Required task.
Return each line containing the string "frecuencia".

Dataset entries.
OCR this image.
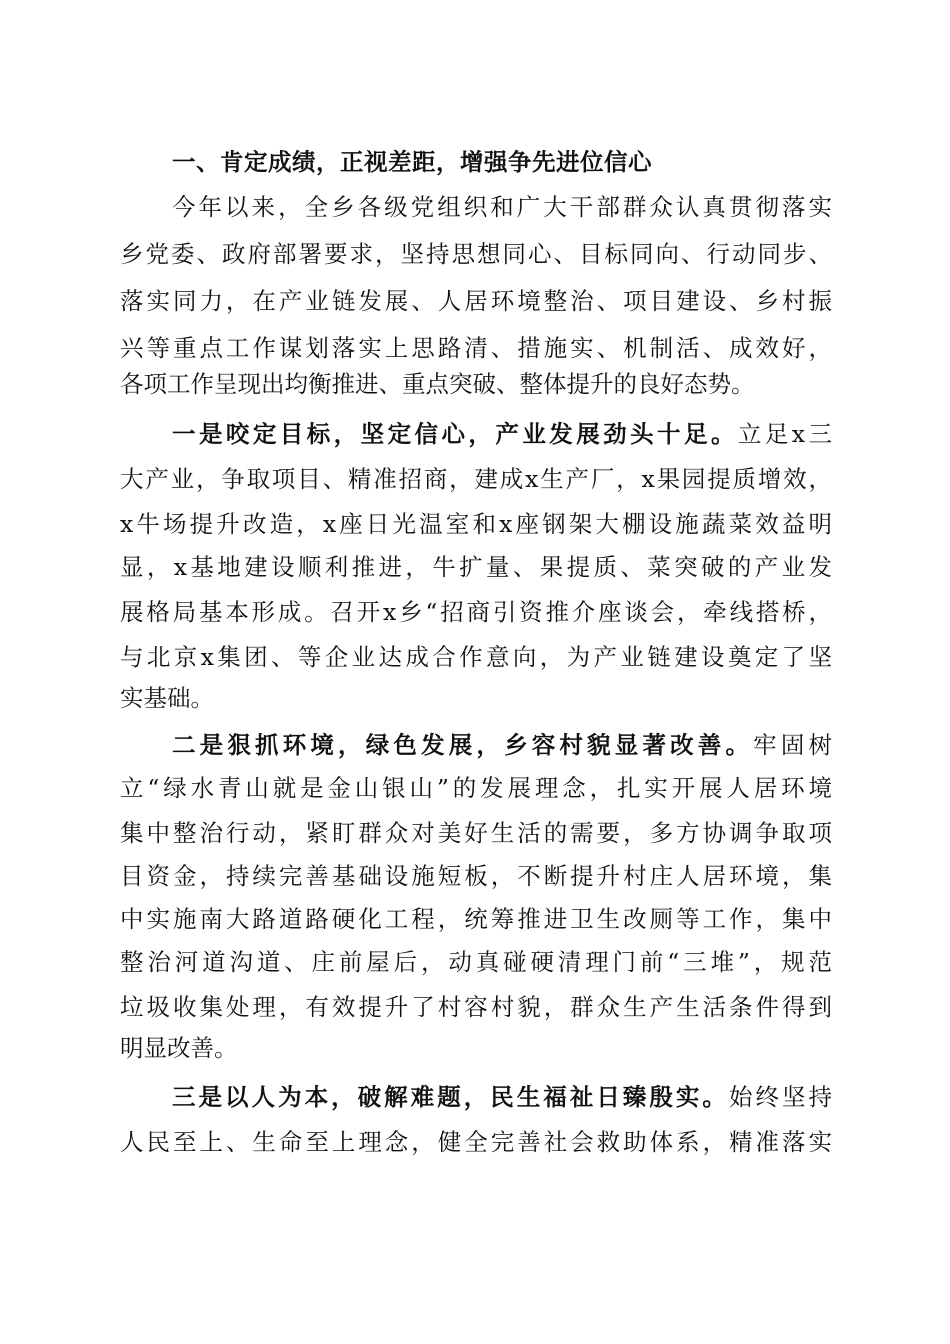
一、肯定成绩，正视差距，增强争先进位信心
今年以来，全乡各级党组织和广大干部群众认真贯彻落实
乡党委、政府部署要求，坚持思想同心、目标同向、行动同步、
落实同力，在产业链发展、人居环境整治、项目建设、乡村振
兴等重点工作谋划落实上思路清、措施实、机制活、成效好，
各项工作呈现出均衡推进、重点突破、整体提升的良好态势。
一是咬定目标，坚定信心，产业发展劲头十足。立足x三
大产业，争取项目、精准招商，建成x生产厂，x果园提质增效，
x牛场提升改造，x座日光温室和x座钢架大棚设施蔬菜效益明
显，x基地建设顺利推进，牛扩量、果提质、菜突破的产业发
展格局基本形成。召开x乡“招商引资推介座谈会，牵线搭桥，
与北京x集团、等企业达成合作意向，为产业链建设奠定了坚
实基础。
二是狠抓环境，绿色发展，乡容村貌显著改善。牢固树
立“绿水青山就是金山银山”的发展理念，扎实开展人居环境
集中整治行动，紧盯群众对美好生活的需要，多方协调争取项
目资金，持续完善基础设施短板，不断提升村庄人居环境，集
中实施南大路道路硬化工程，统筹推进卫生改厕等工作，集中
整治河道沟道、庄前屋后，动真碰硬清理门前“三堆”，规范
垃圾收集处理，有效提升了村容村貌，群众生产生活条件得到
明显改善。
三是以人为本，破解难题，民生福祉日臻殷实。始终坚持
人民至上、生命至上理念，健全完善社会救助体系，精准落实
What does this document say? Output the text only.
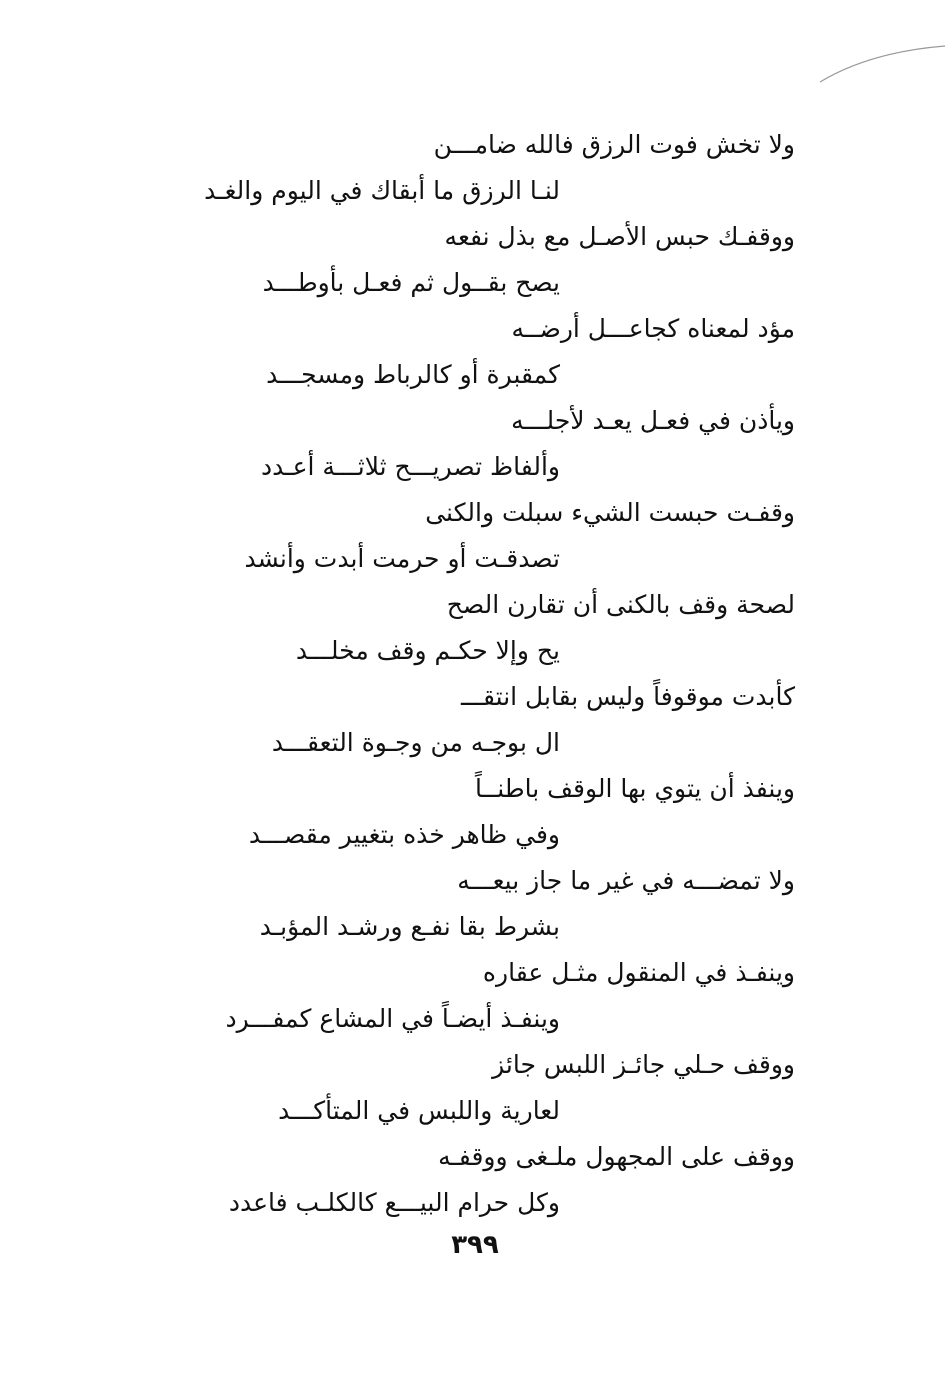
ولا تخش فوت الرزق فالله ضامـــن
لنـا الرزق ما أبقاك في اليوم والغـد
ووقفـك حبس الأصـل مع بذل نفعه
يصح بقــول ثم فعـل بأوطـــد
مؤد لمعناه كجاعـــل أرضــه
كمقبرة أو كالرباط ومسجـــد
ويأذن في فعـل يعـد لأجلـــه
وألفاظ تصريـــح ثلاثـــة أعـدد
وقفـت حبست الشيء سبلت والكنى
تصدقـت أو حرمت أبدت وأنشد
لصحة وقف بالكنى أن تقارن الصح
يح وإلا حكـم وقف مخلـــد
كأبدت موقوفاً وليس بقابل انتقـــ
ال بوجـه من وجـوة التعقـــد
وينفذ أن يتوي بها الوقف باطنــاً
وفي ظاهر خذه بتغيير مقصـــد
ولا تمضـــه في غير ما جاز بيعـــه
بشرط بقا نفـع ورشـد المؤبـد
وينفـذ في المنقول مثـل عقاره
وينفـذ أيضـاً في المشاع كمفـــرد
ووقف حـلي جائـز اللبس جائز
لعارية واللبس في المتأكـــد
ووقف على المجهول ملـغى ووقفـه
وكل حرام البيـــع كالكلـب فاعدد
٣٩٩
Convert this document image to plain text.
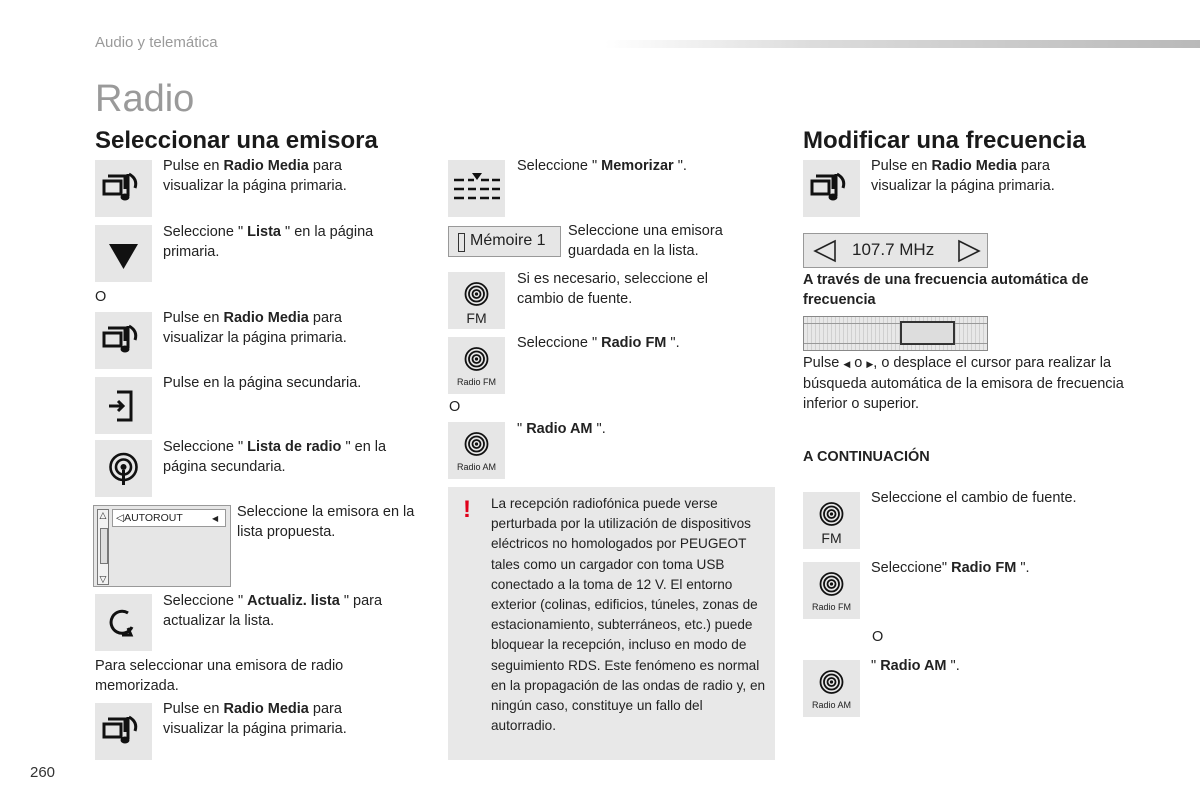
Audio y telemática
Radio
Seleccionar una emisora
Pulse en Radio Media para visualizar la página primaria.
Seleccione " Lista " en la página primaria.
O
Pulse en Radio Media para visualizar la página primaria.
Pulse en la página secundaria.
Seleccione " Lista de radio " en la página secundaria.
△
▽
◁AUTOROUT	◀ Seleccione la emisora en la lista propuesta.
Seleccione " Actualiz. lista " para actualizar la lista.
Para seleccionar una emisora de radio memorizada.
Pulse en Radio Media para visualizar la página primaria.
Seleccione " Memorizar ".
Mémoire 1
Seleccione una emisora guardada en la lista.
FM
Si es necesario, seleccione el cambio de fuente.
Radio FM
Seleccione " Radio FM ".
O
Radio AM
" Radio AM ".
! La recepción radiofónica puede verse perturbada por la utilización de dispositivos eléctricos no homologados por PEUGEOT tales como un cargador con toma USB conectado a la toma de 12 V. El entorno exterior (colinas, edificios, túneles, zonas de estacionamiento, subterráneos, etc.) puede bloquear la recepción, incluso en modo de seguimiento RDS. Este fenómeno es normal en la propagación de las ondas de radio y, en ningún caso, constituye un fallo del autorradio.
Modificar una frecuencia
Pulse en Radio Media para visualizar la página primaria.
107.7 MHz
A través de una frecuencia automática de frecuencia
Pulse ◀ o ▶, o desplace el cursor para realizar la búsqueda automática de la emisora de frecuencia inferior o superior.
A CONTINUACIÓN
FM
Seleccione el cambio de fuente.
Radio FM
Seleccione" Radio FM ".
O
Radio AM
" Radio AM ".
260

The solution.
Modificar una frecuencia
A través de una frecuencia automática de frecuencia
Pulse ◀ o ▶, o desplace el cursor para realizar la búsqueda automática de la emisora de frecuencia inferior o superior.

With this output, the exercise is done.